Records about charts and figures
•••

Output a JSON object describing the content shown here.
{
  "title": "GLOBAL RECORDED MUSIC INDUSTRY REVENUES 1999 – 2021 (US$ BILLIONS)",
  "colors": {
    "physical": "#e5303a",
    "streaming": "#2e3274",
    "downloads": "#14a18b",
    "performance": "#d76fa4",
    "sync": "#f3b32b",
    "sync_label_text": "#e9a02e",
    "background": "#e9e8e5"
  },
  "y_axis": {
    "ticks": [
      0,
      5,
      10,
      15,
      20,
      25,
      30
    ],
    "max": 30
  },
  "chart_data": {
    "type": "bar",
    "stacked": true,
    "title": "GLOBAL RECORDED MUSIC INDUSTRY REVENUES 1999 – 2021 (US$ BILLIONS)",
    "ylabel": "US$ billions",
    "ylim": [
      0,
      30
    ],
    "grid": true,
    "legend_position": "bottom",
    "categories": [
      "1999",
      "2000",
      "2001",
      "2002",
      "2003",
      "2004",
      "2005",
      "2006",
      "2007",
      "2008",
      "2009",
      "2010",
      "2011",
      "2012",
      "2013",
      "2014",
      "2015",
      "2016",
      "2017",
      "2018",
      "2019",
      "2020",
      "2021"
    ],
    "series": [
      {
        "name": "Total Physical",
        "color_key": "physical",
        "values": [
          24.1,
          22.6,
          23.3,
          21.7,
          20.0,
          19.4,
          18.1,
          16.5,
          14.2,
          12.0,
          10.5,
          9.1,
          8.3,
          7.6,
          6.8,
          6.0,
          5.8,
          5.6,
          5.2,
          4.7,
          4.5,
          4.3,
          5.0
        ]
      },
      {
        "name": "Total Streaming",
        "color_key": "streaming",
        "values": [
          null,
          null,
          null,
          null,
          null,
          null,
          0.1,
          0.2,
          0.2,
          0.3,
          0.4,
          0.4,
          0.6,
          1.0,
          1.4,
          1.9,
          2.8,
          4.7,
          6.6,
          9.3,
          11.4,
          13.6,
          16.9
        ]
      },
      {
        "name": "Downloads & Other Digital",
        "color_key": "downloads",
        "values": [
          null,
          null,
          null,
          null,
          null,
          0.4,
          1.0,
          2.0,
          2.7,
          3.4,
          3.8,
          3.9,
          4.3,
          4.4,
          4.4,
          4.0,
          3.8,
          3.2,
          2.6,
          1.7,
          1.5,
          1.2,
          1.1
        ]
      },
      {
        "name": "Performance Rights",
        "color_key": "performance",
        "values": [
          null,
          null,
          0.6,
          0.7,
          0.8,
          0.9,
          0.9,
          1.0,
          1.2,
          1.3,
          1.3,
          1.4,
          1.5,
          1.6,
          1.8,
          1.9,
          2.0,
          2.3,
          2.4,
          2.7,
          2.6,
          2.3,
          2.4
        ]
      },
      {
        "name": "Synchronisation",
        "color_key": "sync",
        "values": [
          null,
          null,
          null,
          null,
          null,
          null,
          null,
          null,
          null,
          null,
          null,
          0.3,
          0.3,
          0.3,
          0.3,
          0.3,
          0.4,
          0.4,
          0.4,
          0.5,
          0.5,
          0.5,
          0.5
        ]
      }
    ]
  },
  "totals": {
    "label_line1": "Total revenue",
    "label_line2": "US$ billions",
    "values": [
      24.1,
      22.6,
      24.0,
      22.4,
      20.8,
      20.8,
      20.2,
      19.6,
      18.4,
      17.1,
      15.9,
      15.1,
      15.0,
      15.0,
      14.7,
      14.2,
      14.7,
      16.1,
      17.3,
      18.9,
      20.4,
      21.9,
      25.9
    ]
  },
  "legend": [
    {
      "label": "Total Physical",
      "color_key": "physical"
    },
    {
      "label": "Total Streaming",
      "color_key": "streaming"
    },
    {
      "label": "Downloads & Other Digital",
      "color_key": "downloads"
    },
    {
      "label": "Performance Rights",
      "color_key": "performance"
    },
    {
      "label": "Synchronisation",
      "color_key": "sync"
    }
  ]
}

•••

- Challenge: Recopy the whole listing exactly.

- The reply:
Output a JSON object describing the content shown here.
{
  "title": "GLOBAL RECORDED MUSIC INDUSTRY REVENUES 1999 – 2021 (US$ BILLIONS)",
  "colors": {
    "physical": "#e5303a",
    "streaming": "#2e3274",
    "downloads": "#14a18b",
    "performance": "#d76fa4",
    "sync": "#f3b32b",
    "sync_label_text": "#e9a02e",
    "background": "#e9e8e5"
  },
  "y_axis": {
    "ticks": [
      0,
      5,
      10,
      15,
      20,
      25,
      30
    ],
    "max": 30
  },
  "chart_data": {
    "type": "bar",
    "stacked": true,
    "title": "GLOBAL RECORDED MUSIC INDUSTRY REVENUES 1999 – 2021 (US$ BILLIONS)",
    "ylabel": "US$ billions",
    "ylim": [
      0,
      30
    ],
    "grid": true,
    "legend_position": "bottom",
    "categories": [
      "1999",
      "2000",
      "2001",
      "2002",
      "2003",
      "2004",
      "2005",
      "2006",
      "2007",
      "2008",
      "2009",
      "2010",
      "2011",
      "2012",
      "2013",
      "2014",
      "2015",
      "2016",
      "2017",
      "2018",
      "2019",
      "2020",
      "2021"
    ],
    "series": [
      {
        "name": "Total Physical",
        "color_key": "physical",
        "values": [
          24.1,
          22.6,
          23.3,
          21.7,
          20.0,
          19.4,
          18.1,
          16.5,
          14.2,
          12.0,
          10.5,
          9.1,
          8.3,
          7.6,
          6.8,
          6.0,
          5.8,
          5.6,
          5.2,
          4.7,
          4.5,
          4.3,
          5.0
        ]
      },
      {
        "name": "Total Streaming",
        "color_key": "streaming",
        "values": [
          null,
          null,
          null,
          null,
          null,
          null,
          0.1,
          0.2,
          0.2,
          0.3,
          0.4,
          0.4,
          0.6,
          1.0,
          1.4,
          1.9,
          2.8,
          4.7,
          6.6,
          9.3,
          11.4,
          13.6,
          16.9
        ]
      },
      {
        "name": "Downloads & Other Digital",
        "color_key": "downloads",
        "values": [
          null,
          null,
          null,
          null,
          null,
          0.4,
          1.0,
          2.0,
          2.7,
          3.4,
          3.8,
          3.9,
          4.3,
          4.4,
          4.4,
          4.0,
          3.8,
          3.2,
          2.6,
          1.7,
          1.5,
          1.2,
          1.1
        ]
      },
      {
        "name": "Performance Rights",
        "color_key": "performance",
        "values": [
          null,
          null,
          0.6,
          0.7,
          0.8,
          0.9,
          0.9,
          1.0,
          1.2,
          1.3,
          1.3,
          1.4,
          1.5,
          1.6,
          1.8,
          1.9,
          2.0,
          2.3,
          2.4,
          2.7,
          2.6,
          2.3,
          2.4
        ]
      },
      {
        "name": "Synchronisation",
        "color_key": "sync",
        "values": [
          null,
          null,
          null,
          null,
          null,
          null,
          null,
          null,
          null,
          null,
          null,
          0.3,
          0.3,
          0.3,
          0.3,
          0.3,
          0.4,
          0.4,
          0.4,
          0.5,
          0.5,
          0.5,
          0.5
        ]
      }
    ]
  },
  "totals": {
    "label_line1": "Total revenue",
    "label_line2": "US$ billions",
    "values": [
      24.1,
      22.6,
      24.0,
      22.4,
      20.8,
      20.8,
      20.2,
      19.6,
      18.4,
      17.1,
      15.9,
      15.1,
      15.0,
      15.0,
      14.7,
      14.2,
      14.7,
      16.1,
      17.3,
      18.9,
      20.4,
      21.9,
      25.9
    ]
  },
  "legend": [
    {
      "label": "Total Physical",
      "color_key": "physical"
    },
    {
      "label": "Total Streaming",
      "color_key": "streaming"
    },
    {
      "label": "Downloads & Other Digital",
      "color_key": "downloads"
    },
    {
      "label": "Performance Rights",
      "color_key": "performance"
    },
    {
      "label": "Synchronisation",
      "color_key": "sync"
    }
  ]
}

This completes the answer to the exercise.